==== Recorded data

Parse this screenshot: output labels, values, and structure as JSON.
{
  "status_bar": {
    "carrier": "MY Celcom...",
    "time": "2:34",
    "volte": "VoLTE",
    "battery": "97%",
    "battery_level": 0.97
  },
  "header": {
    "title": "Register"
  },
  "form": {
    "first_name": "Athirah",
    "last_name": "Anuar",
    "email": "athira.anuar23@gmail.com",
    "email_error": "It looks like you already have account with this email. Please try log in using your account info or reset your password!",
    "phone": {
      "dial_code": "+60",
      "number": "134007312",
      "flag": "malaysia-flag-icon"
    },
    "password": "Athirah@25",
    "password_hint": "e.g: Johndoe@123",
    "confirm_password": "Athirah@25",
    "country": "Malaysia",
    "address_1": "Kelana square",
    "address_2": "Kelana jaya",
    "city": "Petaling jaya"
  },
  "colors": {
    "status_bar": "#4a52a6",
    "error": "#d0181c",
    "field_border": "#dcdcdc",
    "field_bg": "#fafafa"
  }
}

========

In how many lines does the word "this" appear? Respond with the number alone.

2